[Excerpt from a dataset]
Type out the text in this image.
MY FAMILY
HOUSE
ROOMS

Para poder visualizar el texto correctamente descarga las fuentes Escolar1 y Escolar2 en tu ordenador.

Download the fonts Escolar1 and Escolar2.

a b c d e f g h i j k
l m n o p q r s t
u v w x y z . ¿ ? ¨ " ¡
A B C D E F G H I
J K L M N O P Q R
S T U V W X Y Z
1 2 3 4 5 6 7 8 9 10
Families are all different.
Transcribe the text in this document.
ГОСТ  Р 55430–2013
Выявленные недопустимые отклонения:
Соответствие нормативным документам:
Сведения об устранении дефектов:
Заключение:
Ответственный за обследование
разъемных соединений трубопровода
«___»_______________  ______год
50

- _WHAT TO PRODUCE_
Your task is to reproduce all of the records exactly.

- _COMPLETE RESPONSE_
Type out the text in this image.
MY FAMILY
HOUSE
ROOMS

Para poder visualizar el texto correctamente descarga las fuentes Escolar1 y Escolar2 en tu ordenador.

Download the fonts Escolar1 and Escolar2.

a b c d e f g h i j k
l m n o p q r s t
u v w x y z . ¿ ? ¨ " ¡
A B C D E F G H I
J K L M N O P Q R
S T U V W X Y Z
1 2 3 4 5 6 7 8 9 10
Families are all different.
Transcribe the text in this document.
ГОСТ  Р 55430–2013
Выявленные недопустимые отклонения:
Соответствие нормативным документам:
Сведения об устранении дефектов:
Заключение:
Ответственный за обследование
разъемных соединений трубопровода
«___»_______________  ______год
50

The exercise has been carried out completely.